Exercise prompt: Quote the whole listing verbatim.

Provided data:
* start *
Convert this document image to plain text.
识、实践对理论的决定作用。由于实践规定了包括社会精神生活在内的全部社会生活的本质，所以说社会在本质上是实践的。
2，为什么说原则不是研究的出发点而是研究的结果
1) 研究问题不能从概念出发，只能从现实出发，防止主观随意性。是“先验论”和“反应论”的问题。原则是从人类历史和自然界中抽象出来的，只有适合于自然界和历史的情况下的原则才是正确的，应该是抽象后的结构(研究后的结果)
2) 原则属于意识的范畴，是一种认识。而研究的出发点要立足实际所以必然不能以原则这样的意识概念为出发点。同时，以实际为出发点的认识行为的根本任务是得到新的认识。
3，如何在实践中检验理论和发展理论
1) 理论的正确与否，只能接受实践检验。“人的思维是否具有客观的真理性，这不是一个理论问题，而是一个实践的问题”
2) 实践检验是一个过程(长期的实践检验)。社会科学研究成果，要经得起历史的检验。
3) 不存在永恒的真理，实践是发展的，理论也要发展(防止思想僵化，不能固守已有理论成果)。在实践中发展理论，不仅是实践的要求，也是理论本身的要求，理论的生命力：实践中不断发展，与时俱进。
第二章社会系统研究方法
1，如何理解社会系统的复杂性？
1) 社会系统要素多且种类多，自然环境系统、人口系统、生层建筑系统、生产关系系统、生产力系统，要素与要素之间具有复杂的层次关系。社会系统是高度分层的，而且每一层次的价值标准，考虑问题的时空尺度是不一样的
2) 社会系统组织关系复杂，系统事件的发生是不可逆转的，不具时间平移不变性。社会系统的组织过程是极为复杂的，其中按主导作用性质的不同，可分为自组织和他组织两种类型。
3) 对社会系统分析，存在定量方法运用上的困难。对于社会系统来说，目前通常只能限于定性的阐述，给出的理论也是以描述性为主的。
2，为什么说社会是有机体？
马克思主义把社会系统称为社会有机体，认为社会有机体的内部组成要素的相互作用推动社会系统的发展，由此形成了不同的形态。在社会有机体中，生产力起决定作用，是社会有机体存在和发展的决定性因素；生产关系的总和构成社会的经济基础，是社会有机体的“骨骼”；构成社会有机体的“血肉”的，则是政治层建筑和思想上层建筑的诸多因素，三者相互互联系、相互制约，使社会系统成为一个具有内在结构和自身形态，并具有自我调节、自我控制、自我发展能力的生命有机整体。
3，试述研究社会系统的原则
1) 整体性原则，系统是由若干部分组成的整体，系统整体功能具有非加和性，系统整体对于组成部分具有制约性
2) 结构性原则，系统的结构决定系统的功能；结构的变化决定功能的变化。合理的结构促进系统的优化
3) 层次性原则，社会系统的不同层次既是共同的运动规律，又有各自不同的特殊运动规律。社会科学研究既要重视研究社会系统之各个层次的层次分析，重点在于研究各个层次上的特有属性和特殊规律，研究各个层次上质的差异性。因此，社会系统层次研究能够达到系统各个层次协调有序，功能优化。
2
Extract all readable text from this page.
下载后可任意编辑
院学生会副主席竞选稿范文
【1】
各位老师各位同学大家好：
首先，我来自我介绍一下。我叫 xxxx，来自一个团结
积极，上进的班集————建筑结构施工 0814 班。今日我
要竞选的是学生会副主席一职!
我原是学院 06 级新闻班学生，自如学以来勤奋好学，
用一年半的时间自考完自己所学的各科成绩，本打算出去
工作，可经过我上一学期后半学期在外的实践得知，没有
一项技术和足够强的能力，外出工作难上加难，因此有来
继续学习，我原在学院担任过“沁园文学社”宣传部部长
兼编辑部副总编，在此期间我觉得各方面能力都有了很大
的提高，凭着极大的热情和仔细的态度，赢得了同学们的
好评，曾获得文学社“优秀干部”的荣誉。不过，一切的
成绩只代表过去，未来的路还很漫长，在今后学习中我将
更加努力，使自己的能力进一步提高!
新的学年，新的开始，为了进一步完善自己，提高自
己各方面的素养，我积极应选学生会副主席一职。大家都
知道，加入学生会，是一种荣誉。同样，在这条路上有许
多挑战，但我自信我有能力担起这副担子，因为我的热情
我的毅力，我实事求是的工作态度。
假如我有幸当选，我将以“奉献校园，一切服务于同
* end *
Correct result:
Convert this document image to plain text.
识、实践对理论的决定作用。由于实践规定了包括社会精神生活在内的全部社会生活的本质，所以说社会在本质上是实践的。
2，为什么说原则不是研究的出发点而是研究的结果
1) 研究问题不能从概念出发，只能从现实出发，防止主观随意性。是“先验论”和“反应论”的问题。原则是从人类历史和自然界中抽象出来的，只有适合于自然界和历史的情况下的原则才是正确的，应该是抽象后的结构(研究后的结果)
2) 原则属于意识的范畴，是一种认识。而研究的出发点要立足实际所以必然不能以原则这样的意识概念为出发点。同时，以实际为出发点的认识行为的根本任务是得到新的认识。
3，如何在实践中检验理论和发展理论
1) 理论的正确与否，只能接受实践检验。“人的思维是否具有客观的真理性，这不是一个理论问题，而是一个实践的问题”
2) 实践检验是一个过程(长期的实践检验)。社会科学研究成果，要经得起历史的检验。
3) 不存在永恒的真理，实践是发展的，理论也要发展(防止思想僵化，不能固守已有理论成果)。在实践中发展理论，不仅是实践的要求，也是理论本身的要求，理论的生命力：实践中不断发展，与时俱进。
第二章社会系统研究方法
1，如何理解社会系统的复杂性？
1) 社会系统要素多且种类多，自然环境系统、人口系统、生层建筑系统、生产关系系统、生产力系统，要素与要素之间具有复杂的层次关系。社会系统是高度分层的，而且每一层次的价值标准，考虑问题的时空尺度是不一样的
2) 社会系统组织关系复杂，系统事件的发生是不可逆转的，不具时间平移不变性。社会系统的组织过程是极为复杂的，其中按主导作用性质的不同，可分为自组织和他组织两种类型。
3) 对社会系统分析，存在定量方法运用上的困难。对于社会系统来说，目前通常只能限于定性的阐述，给出的理论也是以描述性为主的。
2，为什么说社会是有机体？
马克思主义把社会系统称为社会有机体，认为社会有机体的内部组成要素的相互作用推动社会系统的发展，由此形成了不同的形态。在社会有机体中，生产力起决定作用，是社会有机体存在和发展的决定性因素；生产关系的总和构成社会的经济基础，是社会有机体的“骨骼”；构成社会有机体的“血肉”的，则是政治层建筑和思想上层建筑的诸多因素，三者相互互联系、相互制约，使社会系统成为一个具有内在结构和自身形态，并具有自我调节、自我控制、自我发展能力的生命有机整体。
3，试述研究社会系统的原则
1) 整体性原则，系统是由若干部分组成的整体，系统整体功能具有非加和性，系统整体对于组成部分具有制约性
2) 结构性原则，系统的结构决定系统的功能；结构的变化决定功能的变化。合理的结构促进系统的优化
3) 层次性原则，社会系统的不同层次既是共同的运动规律，又有各自不同的特殊运动规律。社会科学研究既要重视研究社会系统之各个层次的层次分析，重点在于研究各个层次上的特有属性和特殊规律，研究各个层次上质的差异性。因此，社会系统层次研究能够达到系统各个层次协调有序，功能优化。
2
Extract all readable text from this page.
下载后可任意编辑
院学生会副主席竞选稿范文
【1】
各位老师各位同学大家好：
首先，我来自我介绍一下。我叫 xxxx，来自一个团结
积极，上进的班集————建筑结构施工 0814 班。今日我
要竞选的是学生会副主席一职!
我原是学院 06 级新闻班学生，自如学以来勤奋好学，
用一年半的时间自考完自己所学的各科成绩，本打算出去
工作，可经过我上一学期后半学期在外的实践得知，没有
一项技术和足够强的能力，外出工作难上加难，因此有来
继续学习，我原在学院担任过“沁园文学社”宣传部部长
兼编辑部副总编，在此期间我觉得各方面能力都有了很大
的提高，凭着极大的热情和仔细的态度，赢得了同学们的
好评，曾获得文学社“优秀干部”的荣誉。不过，一切的
成绩只代表过去，未来的路还很漫长，在今后学习中我将
更加努力，使自己的能力进一步提高!
新的学年，新的开始，为了进一步完善自己，提高自
己各方面的素养，我积极应选学生会副主席一职。大家都
知道，加入学生会，是一种荣誉。同样，在这条路上有许
多挑战，但我自信我有能力担起这副担子，因为我的热情
我的毅力，我实事求是的工作态度。
假如我有幸当选，我将以“奉献校园，一切服务于同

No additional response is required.